Box-Annotationsdaten:
=-=-=-=-=
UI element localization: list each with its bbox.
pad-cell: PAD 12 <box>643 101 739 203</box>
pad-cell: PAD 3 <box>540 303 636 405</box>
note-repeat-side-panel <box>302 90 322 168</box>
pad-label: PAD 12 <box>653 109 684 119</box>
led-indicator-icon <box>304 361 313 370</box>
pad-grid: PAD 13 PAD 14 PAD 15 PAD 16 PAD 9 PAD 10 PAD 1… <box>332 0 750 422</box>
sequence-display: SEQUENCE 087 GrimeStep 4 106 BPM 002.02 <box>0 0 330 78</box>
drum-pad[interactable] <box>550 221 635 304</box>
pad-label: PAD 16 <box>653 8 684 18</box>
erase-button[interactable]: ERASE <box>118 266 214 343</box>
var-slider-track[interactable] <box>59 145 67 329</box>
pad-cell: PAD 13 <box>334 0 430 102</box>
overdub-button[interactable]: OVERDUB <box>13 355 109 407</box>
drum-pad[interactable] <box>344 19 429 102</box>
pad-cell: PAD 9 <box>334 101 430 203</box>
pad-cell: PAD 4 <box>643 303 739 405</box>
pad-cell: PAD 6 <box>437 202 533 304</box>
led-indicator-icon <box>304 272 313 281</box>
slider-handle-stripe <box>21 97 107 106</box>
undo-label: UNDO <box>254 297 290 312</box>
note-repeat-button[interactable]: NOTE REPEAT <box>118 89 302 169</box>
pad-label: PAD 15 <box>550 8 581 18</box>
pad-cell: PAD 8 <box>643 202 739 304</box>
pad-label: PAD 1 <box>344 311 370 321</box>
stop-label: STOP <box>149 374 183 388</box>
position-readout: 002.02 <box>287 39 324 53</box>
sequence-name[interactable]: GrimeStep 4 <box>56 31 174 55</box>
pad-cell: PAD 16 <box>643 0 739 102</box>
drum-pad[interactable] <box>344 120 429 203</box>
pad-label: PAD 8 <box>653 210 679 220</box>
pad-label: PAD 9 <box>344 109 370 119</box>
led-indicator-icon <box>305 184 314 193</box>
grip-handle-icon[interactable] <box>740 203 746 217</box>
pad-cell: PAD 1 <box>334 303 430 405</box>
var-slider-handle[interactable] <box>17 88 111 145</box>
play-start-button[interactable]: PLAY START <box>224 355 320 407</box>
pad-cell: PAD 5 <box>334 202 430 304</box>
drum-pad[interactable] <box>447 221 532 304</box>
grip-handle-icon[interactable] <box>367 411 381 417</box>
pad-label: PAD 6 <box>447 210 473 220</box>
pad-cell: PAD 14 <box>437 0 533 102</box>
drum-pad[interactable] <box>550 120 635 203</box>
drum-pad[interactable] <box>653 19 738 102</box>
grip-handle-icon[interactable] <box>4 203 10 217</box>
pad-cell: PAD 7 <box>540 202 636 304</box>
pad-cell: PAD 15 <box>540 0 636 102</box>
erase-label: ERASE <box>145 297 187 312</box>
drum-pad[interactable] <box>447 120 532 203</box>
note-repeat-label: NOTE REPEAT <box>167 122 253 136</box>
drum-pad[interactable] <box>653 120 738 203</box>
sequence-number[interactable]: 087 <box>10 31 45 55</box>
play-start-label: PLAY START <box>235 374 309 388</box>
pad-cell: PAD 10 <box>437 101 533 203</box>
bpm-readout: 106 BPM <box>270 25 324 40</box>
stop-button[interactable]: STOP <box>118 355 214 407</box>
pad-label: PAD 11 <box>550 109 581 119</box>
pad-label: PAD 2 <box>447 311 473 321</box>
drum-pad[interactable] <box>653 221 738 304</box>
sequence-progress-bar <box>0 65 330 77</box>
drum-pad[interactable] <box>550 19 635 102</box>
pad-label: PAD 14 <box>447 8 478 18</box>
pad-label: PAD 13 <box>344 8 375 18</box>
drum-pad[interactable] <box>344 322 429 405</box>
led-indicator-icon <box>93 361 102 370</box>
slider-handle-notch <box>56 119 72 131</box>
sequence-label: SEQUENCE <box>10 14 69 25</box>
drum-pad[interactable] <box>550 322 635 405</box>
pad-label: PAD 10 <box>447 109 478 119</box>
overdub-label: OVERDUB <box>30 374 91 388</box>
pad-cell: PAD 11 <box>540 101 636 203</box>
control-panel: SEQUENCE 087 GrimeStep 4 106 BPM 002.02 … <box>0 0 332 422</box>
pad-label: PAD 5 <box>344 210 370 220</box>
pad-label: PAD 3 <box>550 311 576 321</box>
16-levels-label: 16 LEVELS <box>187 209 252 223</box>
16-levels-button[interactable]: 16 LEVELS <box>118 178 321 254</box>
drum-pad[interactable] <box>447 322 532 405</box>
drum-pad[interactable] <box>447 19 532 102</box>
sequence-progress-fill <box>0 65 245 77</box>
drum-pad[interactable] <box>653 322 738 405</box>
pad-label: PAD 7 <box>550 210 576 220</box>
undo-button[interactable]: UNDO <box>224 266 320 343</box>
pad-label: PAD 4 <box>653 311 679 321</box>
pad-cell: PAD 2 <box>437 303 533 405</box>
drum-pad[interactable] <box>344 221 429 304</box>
=-=-=-=-=
▶ _AUFGABENSTELLUNG_: Zählen Sie die Zeilen der Einträge, die die Zeichenfolge „note“ enthalten, und beachten Sie dabei die Groß- und Kleinschreibung. Geben Sie nur die Anzahl an.

▶ _VOLLSTÄNDIGE AUSGABE_: 3